[Collected data entries]
=====

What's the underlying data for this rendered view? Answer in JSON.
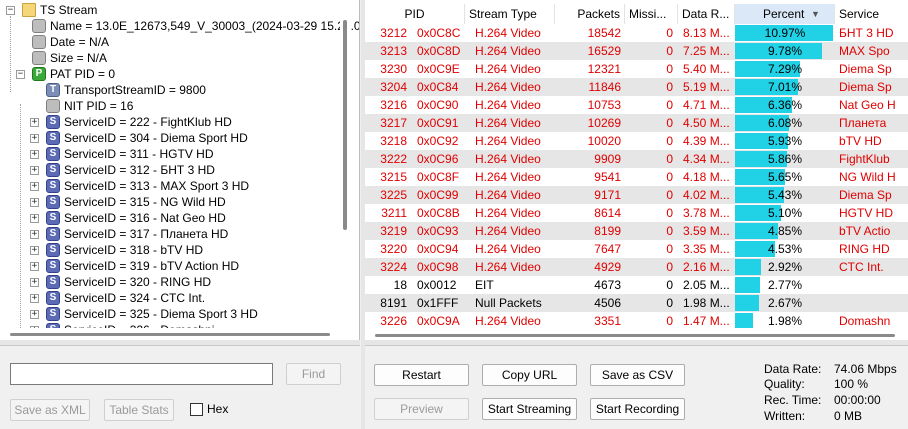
{
  "tree": {
    "root": "TS Stream",
    "fields": [
      {
        "icon": "gray-box-icon",
        "label": "Name = 13.0E_12673,549_V_30003_(2024-03-29 15.20.0"
      },
      {
        "icon": "gray-box-icon",
        "label": "Date = N/A"
      },
      {
        "icon": "gray-box-icon",
        "label": "Size = N/A"
      }
    ],
    "pat": {
      "badge": "P",
      "label": "PAT PID = 0"
    },
    "pat_children": [
      {
        "badge": "T",
        "label": "TransportStreamID = 9800"
      },
      {
        "badge": "",
        "label": "NIT PID = 16"
      }
    ],
    "services": [
      {
        "badge": "S",
        "label": "ServiceID = 222 - FightKlub HD"
      },
      {
        "badge": "S",
        "label": "ServiceID = 304 - Diema Sport HD"
      },
      {
        "badge": "S",
        "label": "ServiceID = 311 - HGTV HD"
      },
      {
        "badge": "S",
        "label": "ServiceID = 312 - БНТ 3 HD"
      },
      {
        "badge": "S",
        "label": "ServiceID = 313 - MAX Sport 3 HD"
      },
      {
        "badge": "S",
        "label": "ServiceID = 315 - NG Wild HD"
      },
      {
        "badge": "S",
        "label": "ServiceID = 316 - Nat Geo HD"
      },
      {
        "badge": "S",
        "label": "ServiceID = 317 - Планета HD"
      },
      {
        "badge": "S",
        "label": "ServiceID = 318 - bTV HD"
      },
      {
        "badge": "S",
        "label": "ServiceID = 319 - bTV Action HD"
      },
      {
        "badge": "S",
        "label": "ServiceID = 320 - RING HD"
      },
      {
        "badge": "S",
        "label": "ServiceID = 324 - CTC Int."
      },
      {
        "badge": "S",
        "label": "ServiceID = 325 - Diema Sport 3 HD"
      },
      {
        "badge": "S",
        "label": "ServiceID = 326 - Domashni..."
      }
    ]
  },
  "left_controls": {
    "find_value": "",
    "find_label": "Find",
    "save_xml_label": "Save as XML",
    "table_stats_label": "Table Stats",
    "hex_label": "Hex",
    "hex_checked": false
  },
  "table": {
    "columns": [
      "PID",
      "Stream Type",
      "Packets",
      "Missi...",
      "Data R...",
      "Percent",
      "Service"
    ],
    "sorted_column": "Percent",
    "rows": [
      {
        "pid_dec": "3212",
        "pid_hex": "0x0C8C",
        "type": "H.264 Video",
        "packets": "18542",
        "missing": "0",
        "rate": "8.13 M...",
        "percent": 10.97,
        "percent_text": "10.97%",
        "service": "БНТ 3 HD",
        "color": "red"
      },
      {
        "pid_dec": "3213",
        "pid_hex": "0x0C8D",
        "type": "H.264 Video",
        "packets": "16529",
        "missing": "0",
        "rate": "7.25 M...",
        "percent": 9.78,
        "percent_text": "9.78%",
        "service": "MAX Spo",
        "color": "red"
      },
      {
        "pid_dec": "3230",
        "pid_hex": "0x0C9E",
        "type": "H.264 Video",
        "packets": "12321",
        "missing": "0",
        "rate": "5.40 M...",
        "percent": 7.29,
        "percent_text": "7.29%",
        "service": "Diema Sp",
        "color": "red"
      },
      {
        "pid_dec": "3204",
        "pid_hex": "0x0C84",
        "type": "H.264 Video",
        "packets": "11846",
        "missing": "0",
        "rate": "5.19 M...",
        "percent": 7.01,
        "percent_text": "7.01%",
        "service": "Diema Sp",
        "color": "red"
      },
      {
        "pid_dec": "3216",
        "pid_hex": "0x0C90",
        "type": "H.264 Video",
        "packets": "10753",
        "missing": "0",
        "rate": "4.71 M...",
        "percent": 6.36,
        "percent_text": "6.36%",
        "service": "Nat Geo H",
        "color": "red"
      },
      {
        "pid_dec": "3217",
        "pid_hex": "0x0C91",
        "type": "H.264 Video",
        "packets": "10269",
        "missing": "0",
        "rate": "4.50 M...",
        "percent": 6.08,
        "percent_text": "6.08%",
        "service": "Планета",
        "color": "red"
      },
      {
        "pid_dec": "3218",
        "pid_hex": "0x0C92",
        "type": "H.264 Video",
        "packets": "10020",
        "missing": "0",
        "rate": "4.39 M...",
        "percent": 5.93,
        "percent_text": "5.93%",
        "service": "bTV HD",
        "color": "red"
      },
      {
        "pid_dec": "3222",
        "pid_hex": "0x0C96",
        "type": "H.264 Video",
        "packets": "9909",
        "missing": "0",
        "rate": "4.34 M...",
        "percent": 5.86,
        "percent_text": "5.86%",
        "service": "FightKlub",
        "color": "red"
      },
      {
        "pid_dec": "3215",
        "pid_hex": "0x0C8F",
        "type": "H.264 Video",
        "packets": "9541",
        "missing": "0",
        "rate": "4.18 M...",
        "percent": 5.65,
        "percent_text": "5.65%",
        "service": "NG Wild H",
        "color": "red"
      },
      {
        "pid_dec": "3225",
        "pid_hex": "0x0C99",
        "type": "H.264 Video",
        "packets": "9171",
        "missing": "0",
        "rate": "4.02 M...",
        "percent": 5.43,
        "percent_text": "5.43%",
        "service": "Diema Sp",
        "color": "red"
      },
      {
        "pid_dec": "3211",
        "pid_hex": "0x0C8B",
        "type": "H.264 Video",
        "packets": "8614",
        "missing": "0",
        "rate": "3.78 M...",
        "percent": 5.1,
        "percent_text": "5.10%",
        "service": "HGTV HD",
        "color": "red"
      },
      {
        "pid_dec": "3219",
        "pid_hex": "0x0C93",
        "type": "H.264 Video",
        "packets": "8199",
        "missing": "0",
        "rate": "3.59 M...",
        "percent": 4.85,
        "percent_text": "4.85%",
        "service": "bTV Actio",
        "color": "red"
      },
      {
        "pid_dec": "3220",
        "pid_hex": "0x0C94",
        "type": "H.264 Video",
        "packets": "7647",
        "missing": "0",
        "rate": "3.35 M...",
        "percent": 4.53,
        "percent_text": "4.53%",
        "service": "RING HD",
        "color": "red"
      },
      {
        "pid_dec": "3224",
        "pid_hex": "0x0C98",
        "type": "H.264 Video",
        "packets": "4929",
        "missing": "0",
        "rate": "2.16 M...",
        "percent": 2.92,
        "percent_text": "2.92%",
        "service": "CTC Int.",
        "color": "red"
      },
      {
        "pid_dec": "18",
        "pid_hex": "0x0012",
        "type": "EIT",
        "packets": "4673",
        "missing": "0",
        "rate": "2.05 M...",
        "percent": 2.77,
        "percent_text": "2.77%",
        "service": "",
        "color": "black"
      },
      {
        "pid_dec": "8191",
        "pid_hex": "0x1FFF",
        "type": "Null Packets",
        "packets": "4506",
        "missing": "0",
        "rate": "1.98 M...",
        "percent": 2.67,
        "percent_text": "2.67%",
        "service": "",
        "color": "black"
      },
      {
        "pid_dec": "3226",
        "pid_hex": "0x0C9A",
        "type": "H.264 Video",
        "packets": "3351",
        "missing": "0",
        "rate": "1.47 M...",
        "percent": 1.98,
        "percent_text": "1.98%",
        "service": "Domashn",
        "color": "red"
      }
    ]
  },
  "right_controls": {
    "restart_label": "Restart",
    "copy_url_label": "Copy URL",
    "save_csv_label": "Save as CSV",
    "preview_label": "Preview",
    "start_streaming_label": "Start Streaming",
    "start_recording_label": "Start Recording"
  },
  "stats": {
    "data_rate_label": "Data Rate:",
    "data_rate_value": "74.06 Mbps",
    "quality_label": "Quality:",
    "quality_value": "100 %",
    "rec_time_label": "Rec. Time:",
    "rec_time_value": "00:00:00",
    "written_label": "Written:",
    "written_value": "0 MB"
  },
  "colors": {
    "bar": "#21d1e6",
    "video_text": "#e00000",
    "alt_row": "#e6e6e6"
  }
}
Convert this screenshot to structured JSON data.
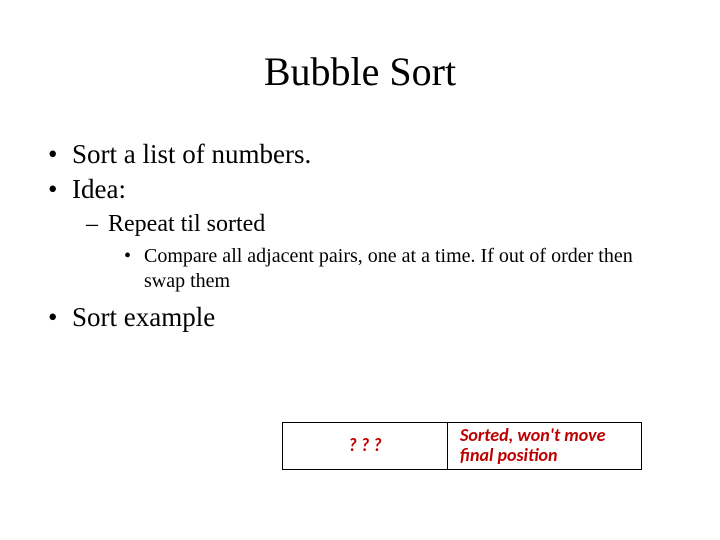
{
  "title": "Bubble Sort",
  "bullets": {
    "b1": "Sort a list of numbers.",
    "b2": "Idea:",
    "b2_1": "Repeat til sorted",
    "b2_1_1": "Compare all adjacent pairs, one at a time. If out of order then swap them",
    "b3": "Sort example"
  },
  "legend": {
    "q": "? ? ?",
    "sorted": "Sorted, won't move final position"
  }
}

=====

● **Task to complete**: The line that contains "Convert this screenshot" opens the part to copy, and the last line of the records closes it; set down those lines exactly, pictures excluded.

● **Result of this task**:
Convert this screenshot to structured JSON data.
{
  "title": "Bubble Sort",
  "bullets": {
    "b1": "Sort a list of numbers.",
    "b2": "Idea:",
    "b2_1": "Repeat til sorted",
    "b2_1_1": "Compare all adjacent pairs, one at a time. If out of order then swap them",
    "b3": "Sort example"
  },
  "legend": {
    "q": "? ? ?",
    "sorted": "Sorted, won't move final position"
  }
}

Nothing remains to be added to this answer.